┌──

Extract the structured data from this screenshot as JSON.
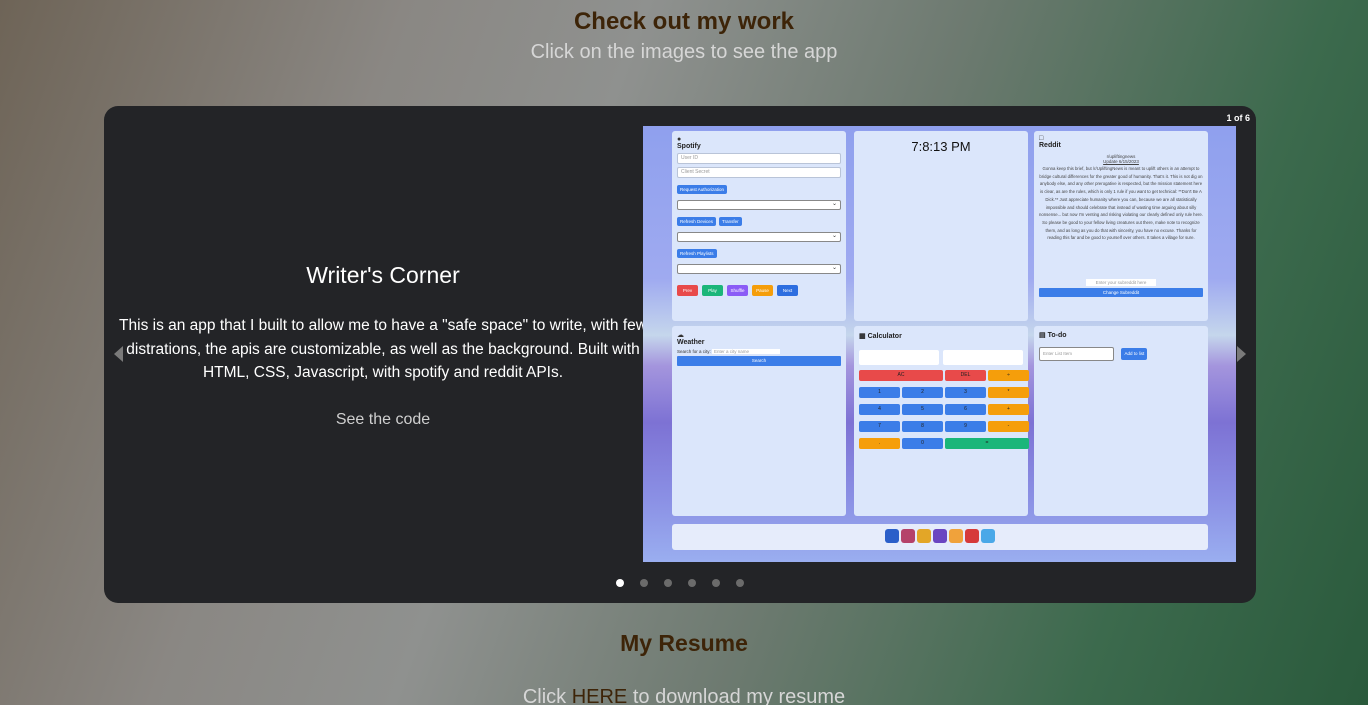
{
  "header": {
    "title": "Check out my work",
    "subtitle": "Click on the images to see the app"
  },
  "carousel": {
    "counter": "1 of 6",
    "slide_count": 6,
    "active_index": 0,
    "project": {
      "title": "Writer's Corner",
      "description": "This is an app that I built to allow me to have a \"safe space\" to write, with few distrations, the apis are customizable, as well as the background. Built with HTML, CSS, Javascript, with spotify and reddit APIs.",
      "link_label": "See the code"
    },
    "preview": {
      "spotify": {
        "icon": "spotify-icon",
        "title": "Spotify",
        "user_id_placeholder": "User ID",
        "client_secret_placeholder": "Client Secret",
        "request_auth": "Request Authorization",
        "refresh_devices": "Refresh Devices",
        "transfer": "Transfer",
        "refresh_playlists": "Refresh Playlists",
        "controls": [
          "Prev",
          "Play",
          "Shuffle",
          "Pause",
          "Next"
        ]
      },
      "clock": {
        "time": "7:8:13 PM"
      },
      "reddit": {
        "icon": "trash-icon",
        "title": "Reddit",
        "subreddit": "r/upliftingnews",
        "update": "Update 6/15/2023",
        "body": "Gonna keep this brief, but /r/UpliftingNews is meant to uplift others in an attempt to bridge cultural differences for the greater good of humanity. That's it. This is not dig on anybody else, and any other prerogative is respected, but the mission statement here is clear, as are the rules, which is only 1 rule if you want to get technical: **Don't Be A Dick.** Just appreciate humanity where you can, because we are all statistically impossible and should celebrate that instead of wasting time arguing about silly nonsense... but now I'm venting and risking violating our clearly defined only rule here. So please be good to your fellow living creatures out there, make note to recognize them, and as long as you do that with sincerity, you have no excuse. Thanks for reading this far and be good to yourself over others. It takes a village for sure.",
        "input_placeholder": "Enter your subreddit here",
        "button": "Change Subreddit"
      },
      "weather": {
        "icon": "cloud-icon",
        "title": "Weather",
        "label": "Search for a city:",
        "placeholder": "Enter a city name",
        "button": "Search"
      },
      "calculator": {
        "icon": "calculator-icon",
        "title": "Calculator",
        "keys": [
          "AC",
          "DEL",
          "÷",
          "1",
          "2",
          "3",
          "*",
          "4",
          "5",
          "6",
          "+",
          "7",
          "8",
          "9",
          "-",
          ".",
          "0",
          "="
        ]
      },
      "todo": {
        "icon": "clipboard-icon",
        "title": "To-do",
        "placeholder": "Enter List Item",
        "button": "Add to list"
      }
    }
  },
  "resume": {
    "title": "My Resume",
    "prefix": "Click ",
    "link": "HERE",
    "suffix": " to download my resume"
  }
}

└──

Skipping the pictures, transcribe each line above exactly as it appears.

SOLUTION FOR THIS PROBLEM
Extract the structured data from this screenshot as JSON.
{
  "header": {
    "title": "Check out my work",
    "subtitle": "Click on the images to see the app"
  },
  "carousel": {
    "counter": "1 of 6",
    "slide_count": 6,
    "active_index": 0,
    "project": {
      "title": "Writer's Corner",
      "description": "This is an app that I built to allow me to have a \"safe space\" to write, with few distrations, the apis are customizable, as well as the background. Built with HTML, CSS, Javascript, with spotify and reddit APIs.",
      "link_label": "See the code"
    },
    "preview": {
      "spotify": {
        "icon": "spotify-icon",
        "title": "Spotify",
        "user_id_placeholder": "User ID",
        "client_secret_placeholder": "Client Secret",
        "request_auth": "Request Authorization",
        "refresh_devices": "Refresh Devices",
        "transfer": "Transfer",
        "refresh_playlists": "Refresh Playlists",
        "controls": [
          "Prev",
          "Play",
          "Shuffle",
          "Pause",
          "Next"
        ]
      },
      "clock": {
        "time": "7:8:13 PM"
      },
      "reddit": {
        "icon": "trash-icon",
        "title": "Reddit",
        "subreddit": "r/upliftingnews",
        "update": "Update 6/15/2023",
        "body": "Gonna keep this brief, but /r/UpliftingNews is meant to uplift others in an attempt to bridge cultural differences for the greater good of humanity. That's it. This is not dig on anybody else, and any other prerogative is respected, but the mission statement here is clear, as are the rules, which is only 1 rule if you want to get technical: **Don't Be A Dick.** Just appreciate humanity where you can, because we are all statistically impossible and should celebrate that instead of wasting time arguing about silly nonsense... but now I'm venting and risking violating our clearly defined only rule here. So please be good to your fellow living creatures out there, make note to recognize them, and as long as you do that with sincerity, you have no excuse. Thanks for reading this far and be good to yourself over others. It takes a village for sure.",
        "input_placeholder": "Enter your subreddit here",
        "button": "Change Subreddit"
      },
      "weather": {
        "icon": "cloud-icon",
        "title": "Weather",
        "label": "Search for a city:",
        "placeholder": "Enter a city name",
        "button": "Search"
      },
      "calculator": {
        "icon": "calculator-icon",
        "title": "Calculator",
        "keys": [
          "AC",
          "DEL",
          "÷",
          "1",
          "2",
          "3",
          "*",
          "4",
          "5",
          "6",
          "+",
          "7",
          "8",
          "9",
          "-",
          ".",
          "0",
          "="
        ]
      },
      "todo": {
        "icon": "clipboard-icon",
        "title": "To-do",
        "placeholder": "Enter List Item",
        "button": "Add to list"
      }
    }
  },
  "resume": {
    "title": "My Resume",
    "prefix": "Click ",
    "link": "HERE",
    "suffix": " to download my resume"
  }
}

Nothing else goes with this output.